**** Supplied text

2nd Sunday in Advent LSB #’s 349, 352, 375
Text – Ephesians 6:10-11
Finally, be strong in the Lord & in the strength of His might. Put on the whole armor of God that you may be able to stand against the schemes of the devil.
Praying, COME, LORD JESUS, to Him Who Has Come to Defeat the Devil
“Come, Lord Jesus be our guest & let Thy gifts to us be blessed. Amen.” So goes the common table prayer sometimes referred to as the “Come Lord Jesus” prayer. Perhaps you’ve been in a group at church getting ready to eat when someone says, “Ok, let’s pray ‘Come, Lord Jesus.’” The intent is for Jesus to come & bless our food in service to Him.
But this Advent we will pray “Come, Lord Jesus” in another way. Advent literally means “coming,” &, of course, refers to the Lord Jesus. It is important that we focus on these words because “Come, Lord Jesus” is the final message of Holy Scripture. This revelation reminds us that the Advent prayer for Jesus’ coming should always be on our lips.
Revelation 22:20 records Jesus’ parting words, “Yes, I am coming soon!” & then St. John provides our response, “Amen. Come, Lord Jesus.” During this season of Advent, we will pray “Come, Lord Jesus” in relation to the 3 different “comings” of Christ – His past, present & future comings.
Today, we focus on what Jesus accomplished in His 1st coming. On Wednesday, our attention will be aimed at His present coming in Word & Sacrament. After that, we will look toward His future coming when He returns on the Final Day.

********

(Directive A): From the Advent sermon, quote the passage from "But this Advent" up to and including "present & future comings.".
(Directive B): What does the Advent sermon say the word "Advent" literally means?

**** Extracted information

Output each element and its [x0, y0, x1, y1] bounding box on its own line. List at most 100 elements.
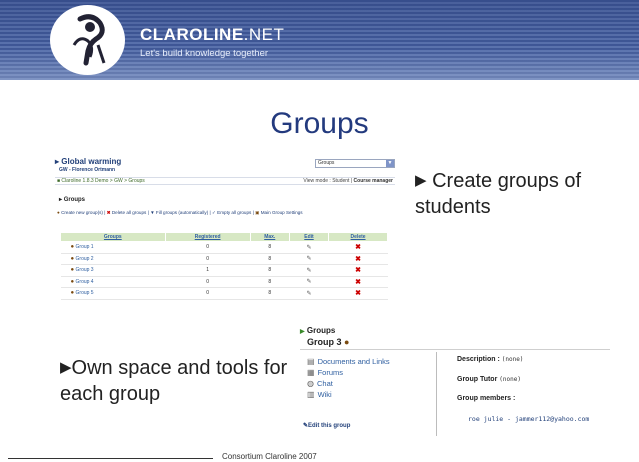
edit-cell[interactable]: ✎: [289, 287, 329, 300]
breadcrumb: ■ Claroline 1.8.3 Demo > GW > Groups Vie…: [55, 177, 395, 185]
delete-icon[interactable]: ✖: [355, 244, 361, 251]
pencil-icon[interactable]: ✎: [306, 256, 311, 262]
claroline-logo: [50, 5, 125, 75]
tool-select[interactable]: Groups ▼: [315, 159, 395, 168]
column-header-groups[interactable]: Groups: [60, 232, 166, 242]
chevron-down-icon: ▼: [386, 160, 394, 167]
description-row: Description : (none): [457, 356, 524, 363]
table-header-row: Groups Registered Max. Edit Delete: [60, 232, 388, 242]
brand-title: CLAROLINE.NET: [140, 25, 285, 44]
delete-cell[interactable]: ✖: [328, 264, 388, 277]
delete-icon[interactable]: ✖: [355, 279, 361, 286]
tool-forums-link[interactable]: ▦ Forums: [307, 367, 390, 378]
tool-wiki-link[interactable]: ▥ Wiki: [307, 389, 390, 400]
footer-line: [8, 458, 213, 459]
column-header-delete: Delete: [328, 232, 388, 242]
empty-groups-link[interactable]: Empty all groups: [217, 210, 251, 215]
group-tools-list: ▤ Documents and Links ▦ Forums ◍ Chat ▥ Wiki: [307, 356, 390, 400]
groups-section-title: ▸ Groups: [59, 197, 86, 203]
group-name-cell[interactable]: ● Group 1: [60, 241, 166, 254]
column-divider: [436, 352, 437, 436]
delete-icon: ✖: [106, 210, 111, 215]
bullet-create-groups: ▶ Create groups of students: [415, 170, 582, 218]
max-cell: 8: [250, 253, 290, 265]
edit-group-link[interactable]: ✎Edit this group: [303, 422, 350, 429]
delete-icon[interactable]: ✖: [355, 267, 361, 274]
delete-icon[interactable]: ✖: [355, 256, 361, 263]
breadcrumb-icon: ■: [57, 178, 61, 184]
max-cell: 8: [250, 276, 290, 288]
triangle-bullet-icon: ▸: [59, 197, 63, 203]
claroline-logo-icon: [72, 14, 106, 66]
table-row: ● Group 4 0 8 ✎ ✖: [60, 276, 388, 288]
group-title: Group 3 ●: [307, 337, 350, 347]
delete-icon[interactable]: ✖: [355, 290, 361, 297]
settings-icon: ▣: [255, 210, 260, 215]
triangle-bullet-icon: ▶: [300, 329, 305, 335]
registered-cell: 0: [165, 253, 251, 265]
delete-cell[interactable]: ✖: [328, 241, 388, 254]
tool-documents-link[interactable]: ▤ Documents and Links: [307, 356, 390, 367]
edit-cell[interactable]: ✎: [289, 276, 329, 288]
create-groups-link[interactable]: Create new group(s): [61, 210, 103, 215]
group-icon: ●: [70, 278, 75, 285]
groups-table: Groups Registered Max. Edit Delete ● Gro…: [60, 232, 388, 300]
column-header-registered[interactable]: Registered: [164, 232, 251, 242]
edit-cell[interactable]: ✎: [289, 253, 329, 265]
pencil-icon[interactable]: ✎: [306, 291, 311, 297]
documents-icon: ▤: [307, 357, 315, 366]
table-row: ● Group 5 0 8 ✎ ✖: [60, 287, 388, 300]
group-icon: ●: [70, 267, 75, 274]
group-icon: ●: [70, 255, 75, 262]
delete-all-groups-link[interactable]: Delete all groups: [112, 210, 146, 215]
footer-text: Consortium Claroline 2007: [222, 452, 317, 461]
chat-icon: ◍: [307, 379, 314, 388]
triangle-bullet-icon: ▸: [55, 157, 60, 166]
course-manager-link[interactable]: Course manager: [354, 178, 393, 184]
course-subtitle: GW - Florence Ortmann: [59, 167, 116, 173]
group-icon: ●: [70, 290, 75, 297]
group-space-screenshot: ▶ Groups Group 3 ● ▤ Documents and Links …: [295, 323, 615, 443]
members-label: Group members :: [457, 395, 516, 402]
edit-cell[interactable]: ✎: [289, 264, 329, 277]
bullet-own-space: ▶Own space and tools for each group: [60, 357, 288, 405]
edit-cell[interactable]: ✎: [289, 241, 329, 254]
table-row: ● Group 2 0 8 ✎ ✖: [60, 253, 388, 265]
group-breadcrumb[interactable]: ▶ Groups: [300, 326, 335, 335]
column-header-max[interactable]: Max.: [249, 232, 290, 242]
header-banner: CLAROLINE.NET Let's build knowledge toge…: [0, 0, 639, 80]
tool-chat-link[interactable]: ◍ Chat: [307, 378, 390, 389]
group-icon: ●: [344, 337, 350, 347]
course-title[interactable]: ▸ Global warming: [55, 157, 121, 166]
group-icon: ●: [57, 210, 60, 215]
max-cell: 8: [250, 264, 290, 277]
registered-cell: 0: [165, 276, 251, 288]
group-name-cell[interactable]: ● Group 2: [60, 253, 166, 265]
delete-cell[interactable]: ✖: [328, 253, 388, 265]
group-name-cell[interactable]: ● Group 4: [60, 276, 166, 288]
pencil-icon[interactable]: ✎: [306, 279, 311, 285]
group-name-cell[interactable]: ● Group 5: [60, 287, 166, 300]
fill-groups-link[interactable]: Fill groups (automatically): [156, 210, 208, 215]
group-icon: ●: [70, 244, 75, 251]
wiki-icon: ▥: [307, 390, 315, 399]
forums-icon: ▦: [307, 368, 315, 377]
divider: [300, 349, 610, 350]
group-name-cell[interactable]: ● Group 3: [60, 264, 166, 277]
view-mode-student[interactable]: Student: [332, 178, 349, 184]
pencil-icon[interactable]: ✎: [306, 268, 311, 274]
pencil-icon[interactable]: ✎: [306, 245, 311, 251]
max-cell: 8: [250, 241, 290, 254]
member-entry[interactable]: roe julie - jammer112@yahoo.com: [468, 415, 589, 423]
fill-icon: ▼: [150, 210, 155, 215]
slide-title: Groups: [270, 107, 369, 140]
group-settings-link[interactable]: Main Group Settings: [261, 210, 303, 215]
triangle-bullet-icon: ▶: [60, 359, 72, 376]
delete-cell[interactable]: ✖: [328, 287, 388, 300]
registered-cell: 1: [165, 264, 251, 277]
group-tools-bar: ● Create new group(s) | ✖ Delete all gro…: [57, 210, 303, 215]
registered-cell: 0: [165, 241, 251, 254]
view-mode: View mode : Student | Course manager: [303, 178, 393, 184]
breadcrumb-text[interactable]: Claroline 1.8.3 Demo > GW > Groups: [61, 178, 144, 184]
delete-cell[interactable]: ✖: [328, 276, 388, 288]
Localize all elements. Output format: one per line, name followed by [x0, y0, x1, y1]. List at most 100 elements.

********

(Final answer A):
But this Advent we will pray “Come, Lord Jesus” in another way. Advent literally means “coming,” &, of course, refers to the Lord Jesus. It is important that we focus on these words because “Come, Lord Jesus” is the final message of Holy Scripture. This revelation reminds us that the Advent prayer for Jesus’ coming should always be on our lips.
Revelation 22:20 records Jesus’ parting words, “Yes, I am coming soon!” & then St. John provides our response, “Amen. Come, Lord Jesus.” During this season of Advent, we will pray “Come, Lord Jesus” in relation to the 3 different “comings” of Christ – His past, present & future comings.

(Final answer B): "Coming."